* start DATA SUPPLIED *

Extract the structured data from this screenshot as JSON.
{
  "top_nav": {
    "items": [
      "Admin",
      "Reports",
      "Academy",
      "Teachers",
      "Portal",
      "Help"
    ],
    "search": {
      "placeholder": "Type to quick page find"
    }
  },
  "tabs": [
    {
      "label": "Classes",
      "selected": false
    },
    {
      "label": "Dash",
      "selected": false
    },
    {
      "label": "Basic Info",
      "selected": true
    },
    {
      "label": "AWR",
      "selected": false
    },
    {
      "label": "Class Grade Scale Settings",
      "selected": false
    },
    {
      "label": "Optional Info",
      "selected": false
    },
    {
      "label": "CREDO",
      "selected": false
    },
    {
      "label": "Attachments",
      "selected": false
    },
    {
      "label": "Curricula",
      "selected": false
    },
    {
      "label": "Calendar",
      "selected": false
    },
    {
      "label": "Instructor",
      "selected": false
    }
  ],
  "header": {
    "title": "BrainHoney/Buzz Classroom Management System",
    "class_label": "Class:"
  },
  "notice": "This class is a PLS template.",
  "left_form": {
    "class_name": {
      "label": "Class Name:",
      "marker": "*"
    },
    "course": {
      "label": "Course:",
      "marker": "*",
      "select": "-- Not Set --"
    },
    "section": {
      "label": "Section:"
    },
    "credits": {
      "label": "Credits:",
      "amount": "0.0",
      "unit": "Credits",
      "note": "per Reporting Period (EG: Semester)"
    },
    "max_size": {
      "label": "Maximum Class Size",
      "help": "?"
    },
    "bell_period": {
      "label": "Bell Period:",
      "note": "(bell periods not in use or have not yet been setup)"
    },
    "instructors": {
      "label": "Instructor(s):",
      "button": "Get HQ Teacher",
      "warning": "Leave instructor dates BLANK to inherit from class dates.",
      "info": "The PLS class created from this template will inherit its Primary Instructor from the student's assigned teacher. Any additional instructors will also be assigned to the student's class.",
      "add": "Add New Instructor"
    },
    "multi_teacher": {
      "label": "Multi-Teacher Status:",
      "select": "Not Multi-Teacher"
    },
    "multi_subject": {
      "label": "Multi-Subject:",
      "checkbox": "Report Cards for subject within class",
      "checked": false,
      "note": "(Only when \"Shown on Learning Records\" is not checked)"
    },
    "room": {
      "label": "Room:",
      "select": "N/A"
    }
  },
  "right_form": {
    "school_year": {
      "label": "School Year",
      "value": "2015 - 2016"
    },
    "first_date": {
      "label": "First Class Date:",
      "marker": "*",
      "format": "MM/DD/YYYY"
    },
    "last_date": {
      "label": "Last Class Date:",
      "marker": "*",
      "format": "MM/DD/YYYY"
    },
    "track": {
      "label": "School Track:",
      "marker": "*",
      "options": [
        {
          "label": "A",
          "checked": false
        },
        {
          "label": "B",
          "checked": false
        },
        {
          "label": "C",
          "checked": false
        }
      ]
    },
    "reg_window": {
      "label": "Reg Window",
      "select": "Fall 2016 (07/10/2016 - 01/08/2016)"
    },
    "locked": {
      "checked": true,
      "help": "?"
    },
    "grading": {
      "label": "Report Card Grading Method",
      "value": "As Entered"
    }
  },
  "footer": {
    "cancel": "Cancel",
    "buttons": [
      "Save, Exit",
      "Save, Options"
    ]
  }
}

* end DATA SUPPLIED *

**WHAT IS EXPECTED**
Print every record exactly as it was given.

**SOLUTION FOR THIS TASK**
Extract the structured data from this screenshot as JSON.
{
  "top_nav": {
    "items": [
      "Admin",
      "Reports",
      "Academy",
      "Teachers",
      "Portal",
      "Help"
    ],
    "search": {
      "placeholder": "Type to quick page find"
    }
  },
  "tabs": [
    {
      "label": "Classes",
      "selected": false
    },
    {
      "label": "Dash",
      "selected": false
    },
    {
      "label": "Basic Info",
      "selected": true
    },
    {
      "label": "AWR",
      "selected": false
    },
    {
      "label": "Class Grade Scale Settings",
      "selected": false
    },
    {
      "label": "Optional Info",
      "selected": false
    },
    {
      "label": "CREDO",
      "selected": false
    },
    {
      "label": "Attachments",
      "selected": false
    },
    {
      "label": "Curricula",
      "selected": false
    },
    {
      "label": "Calendar",
      "selected": false
    },
    {
      "label": "Instructor",
      "selected": false
    }
  ],
  "header": {
    "title": "BrainHoney/Buzz Classroom Management System",
    "class_label": "Class:"
  },
  "notice": "This class is a PLS template.",
  "left_form": {
    "class_name": {
      "label": "Class Name:",
      "marker": "*"
    },
    "course": {
      "label": "Course:",
      "marker": "*",
      "select": "-- Not Set --"
    },
    "section": {
      "label": "Section:"
    },
    "credits": {
      "label": "Credits:",
      "amount": "0.0",
      "unit": "Credits",
      "note": "per Reporting Period (EG: Semester)"
    },
    "max_size": {
      "label": "Maximum Class Size",
      "help": "?"
    },
    "bell_period": {
      "label": "Bell Period:",
      "note": "(bell periods not in use or have not yet been setup)"
    },
    "instructors": {
      "label": "Instructor(s):",
      "button": "Get HQ Teacher",
      "warning": "Leave instructor dates BLANK to inherit from class dates.",
      "info": "The PLS class created from this template will inherit its Primary Instructor from the student's assigned teacher. Any additional instructors will also be assigned to the student's class.",
      "add": "Add New Instructor"
    },
    "multi_teacher": {
      "label": "Multi-Teacher Status:",
      "select": "Not Multi-Teacher"
    },
    "multi_subject": {
      "label": "Multi-Subject:",
      "checkbox": "Report Cards for subject within class",
      "checked": false,
      "note": "(Only when \"Shown on Learning Records\" is not checked)"
    },
    "room": {
      "label": "Room:",
      "select": "N/A"
    }
  },
  "right_form": {
    "school_year": {
      "label": "School Year",
      "value": "2015 - 2016"
    },
    "first_date": {
      "label": "First Class Date:",
      "marker": "*",
      "format": "MM/DD/YYYY"
    },
    "last_date": {
      "label": "Last Class Date:",
      "marker": "*",
      "format": "MM/DD/YYYY"
    },
    "track": {
      "label": "School Track:",
      "marker": "*",
      "options": [
        {
          "label": "A",
          "checked": false
        },
        {
          "label": "B",
          "checked": false
        },
        {
          "label": "C",
          "checked": false
        }
      ]
    },
    "reg_window": {
      "label": "Reg Window",
      "select": "Fall 2016 (07/10/2016 - 01/08/2016)"
    },
    "locked": {
      "checked": true,
      "help": "?"
    },
    "grading": {
      "label": "Report Card Grading Method",
      "value": "As Entered"
    }
  },
  "footer": {
    "cancel": "Cancel",
    "buttons": [
      "Save, Exit",
      "Save, Options"
    ]
  }
}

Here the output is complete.